Exercise materials:

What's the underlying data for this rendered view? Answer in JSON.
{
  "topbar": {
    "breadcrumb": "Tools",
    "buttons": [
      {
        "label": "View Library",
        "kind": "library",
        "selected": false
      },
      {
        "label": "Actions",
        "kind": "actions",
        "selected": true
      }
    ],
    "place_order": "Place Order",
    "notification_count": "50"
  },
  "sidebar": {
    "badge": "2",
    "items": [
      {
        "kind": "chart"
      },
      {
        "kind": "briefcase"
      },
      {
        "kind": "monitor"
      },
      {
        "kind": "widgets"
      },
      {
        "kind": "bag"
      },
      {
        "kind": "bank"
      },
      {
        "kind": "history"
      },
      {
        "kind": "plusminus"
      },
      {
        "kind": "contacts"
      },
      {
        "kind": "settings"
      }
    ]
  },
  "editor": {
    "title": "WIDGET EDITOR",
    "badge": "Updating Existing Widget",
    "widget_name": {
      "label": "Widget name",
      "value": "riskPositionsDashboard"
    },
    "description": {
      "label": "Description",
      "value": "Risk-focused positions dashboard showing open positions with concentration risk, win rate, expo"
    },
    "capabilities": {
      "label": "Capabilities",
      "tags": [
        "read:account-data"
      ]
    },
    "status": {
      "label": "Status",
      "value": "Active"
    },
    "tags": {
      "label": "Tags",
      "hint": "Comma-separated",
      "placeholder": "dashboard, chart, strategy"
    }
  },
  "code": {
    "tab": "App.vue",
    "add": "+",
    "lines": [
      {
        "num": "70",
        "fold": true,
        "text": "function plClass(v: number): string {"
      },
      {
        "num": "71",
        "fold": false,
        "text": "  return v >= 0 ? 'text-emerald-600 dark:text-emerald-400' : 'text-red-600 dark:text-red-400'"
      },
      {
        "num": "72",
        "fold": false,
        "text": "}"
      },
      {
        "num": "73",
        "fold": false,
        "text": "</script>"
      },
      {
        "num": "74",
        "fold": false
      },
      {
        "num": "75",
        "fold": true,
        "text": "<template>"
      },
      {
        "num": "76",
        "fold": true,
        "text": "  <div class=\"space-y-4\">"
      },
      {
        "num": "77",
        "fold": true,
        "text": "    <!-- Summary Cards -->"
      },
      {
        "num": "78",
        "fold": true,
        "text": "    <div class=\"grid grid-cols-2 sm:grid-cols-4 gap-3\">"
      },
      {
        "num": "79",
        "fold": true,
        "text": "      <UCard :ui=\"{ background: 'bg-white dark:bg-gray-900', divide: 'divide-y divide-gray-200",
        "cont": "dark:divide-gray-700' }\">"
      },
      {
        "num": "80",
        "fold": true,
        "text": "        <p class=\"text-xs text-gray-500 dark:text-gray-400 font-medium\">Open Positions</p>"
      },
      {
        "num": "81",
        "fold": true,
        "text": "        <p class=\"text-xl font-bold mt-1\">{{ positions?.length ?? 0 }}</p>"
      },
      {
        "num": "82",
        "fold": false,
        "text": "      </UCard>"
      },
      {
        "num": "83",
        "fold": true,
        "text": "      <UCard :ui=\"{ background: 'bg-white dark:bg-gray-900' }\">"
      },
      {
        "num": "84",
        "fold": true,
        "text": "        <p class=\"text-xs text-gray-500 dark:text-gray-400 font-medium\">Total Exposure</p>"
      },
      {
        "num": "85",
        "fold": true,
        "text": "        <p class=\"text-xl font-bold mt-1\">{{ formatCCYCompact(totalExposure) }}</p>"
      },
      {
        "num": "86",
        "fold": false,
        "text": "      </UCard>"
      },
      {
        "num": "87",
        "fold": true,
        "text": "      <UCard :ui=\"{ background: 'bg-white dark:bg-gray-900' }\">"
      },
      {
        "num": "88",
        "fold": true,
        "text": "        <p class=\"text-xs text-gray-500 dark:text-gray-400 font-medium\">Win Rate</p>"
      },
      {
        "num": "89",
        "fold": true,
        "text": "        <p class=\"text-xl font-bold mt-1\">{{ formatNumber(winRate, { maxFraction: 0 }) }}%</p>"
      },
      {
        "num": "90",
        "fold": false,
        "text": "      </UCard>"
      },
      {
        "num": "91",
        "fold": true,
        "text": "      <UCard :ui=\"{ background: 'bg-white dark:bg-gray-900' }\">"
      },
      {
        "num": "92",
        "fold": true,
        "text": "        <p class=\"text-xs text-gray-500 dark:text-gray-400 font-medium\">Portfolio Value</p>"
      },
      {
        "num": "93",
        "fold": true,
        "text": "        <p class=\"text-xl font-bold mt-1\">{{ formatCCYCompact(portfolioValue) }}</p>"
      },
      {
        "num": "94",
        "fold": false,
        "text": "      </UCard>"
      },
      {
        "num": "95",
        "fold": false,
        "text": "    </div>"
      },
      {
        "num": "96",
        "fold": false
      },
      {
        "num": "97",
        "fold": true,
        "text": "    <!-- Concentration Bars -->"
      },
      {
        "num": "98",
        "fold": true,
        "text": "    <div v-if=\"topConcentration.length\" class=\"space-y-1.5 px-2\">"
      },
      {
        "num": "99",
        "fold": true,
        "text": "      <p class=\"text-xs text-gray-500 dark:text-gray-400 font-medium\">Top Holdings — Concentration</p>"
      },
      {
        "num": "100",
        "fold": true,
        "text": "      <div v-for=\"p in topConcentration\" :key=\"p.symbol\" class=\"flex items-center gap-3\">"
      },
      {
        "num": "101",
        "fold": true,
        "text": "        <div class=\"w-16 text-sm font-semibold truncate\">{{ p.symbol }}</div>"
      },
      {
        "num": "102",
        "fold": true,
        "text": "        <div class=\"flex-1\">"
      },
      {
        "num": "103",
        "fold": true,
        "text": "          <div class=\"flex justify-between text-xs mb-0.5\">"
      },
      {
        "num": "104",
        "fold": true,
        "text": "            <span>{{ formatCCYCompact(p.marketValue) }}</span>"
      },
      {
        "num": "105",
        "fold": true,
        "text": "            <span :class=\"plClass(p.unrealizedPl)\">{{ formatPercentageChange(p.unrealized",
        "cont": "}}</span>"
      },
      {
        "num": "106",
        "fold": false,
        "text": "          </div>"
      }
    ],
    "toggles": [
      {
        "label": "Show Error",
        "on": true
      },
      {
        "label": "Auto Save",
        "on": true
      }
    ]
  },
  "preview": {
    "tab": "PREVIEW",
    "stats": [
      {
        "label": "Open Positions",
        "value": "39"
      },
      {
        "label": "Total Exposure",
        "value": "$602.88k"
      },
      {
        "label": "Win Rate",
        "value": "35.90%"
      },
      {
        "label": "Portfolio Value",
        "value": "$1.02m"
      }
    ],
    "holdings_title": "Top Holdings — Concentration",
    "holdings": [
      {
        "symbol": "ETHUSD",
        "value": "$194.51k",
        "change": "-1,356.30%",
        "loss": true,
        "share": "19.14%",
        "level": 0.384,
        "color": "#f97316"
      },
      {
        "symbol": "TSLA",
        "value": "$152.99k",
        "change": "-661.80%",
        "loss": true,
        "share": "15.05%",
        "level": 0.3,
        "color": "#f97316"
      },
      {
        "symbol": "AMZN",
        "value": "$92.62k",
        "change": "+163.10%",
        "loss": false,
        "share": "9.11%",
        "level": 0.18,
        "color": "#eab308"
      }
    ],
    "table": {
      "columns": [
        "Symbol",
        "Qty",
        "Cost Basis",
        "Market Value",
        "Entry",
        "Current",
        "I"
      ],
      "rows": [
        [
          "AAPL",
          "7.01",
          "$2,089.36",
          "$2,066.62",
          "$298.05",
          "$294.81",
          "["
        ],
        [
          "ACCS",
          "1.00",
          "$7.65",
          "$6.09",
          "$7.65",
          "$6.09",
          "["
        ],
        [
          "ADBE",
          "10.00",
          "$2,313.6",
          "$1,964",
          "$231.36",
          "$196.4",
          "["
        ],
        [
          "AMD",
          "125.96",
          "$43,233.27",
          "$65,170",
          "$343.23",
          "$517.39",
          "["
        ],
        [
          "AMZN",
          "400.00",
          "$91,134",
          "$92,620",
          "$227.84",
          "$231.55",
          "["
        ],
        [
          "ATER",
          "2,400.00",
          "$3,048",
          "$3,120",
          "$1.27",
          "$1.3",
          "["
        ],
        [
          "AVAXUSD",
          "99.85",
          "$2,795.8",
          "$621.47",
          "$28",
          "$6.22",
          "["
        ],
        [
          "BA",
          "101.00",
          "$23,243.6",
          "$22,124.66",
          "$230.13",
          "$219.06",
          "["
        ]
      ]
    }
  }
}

Written request: Show every line from the entries above in which "badge" appears.

Problem solution:
    "badge": "2",
    "badge": "Updating Existing Widget",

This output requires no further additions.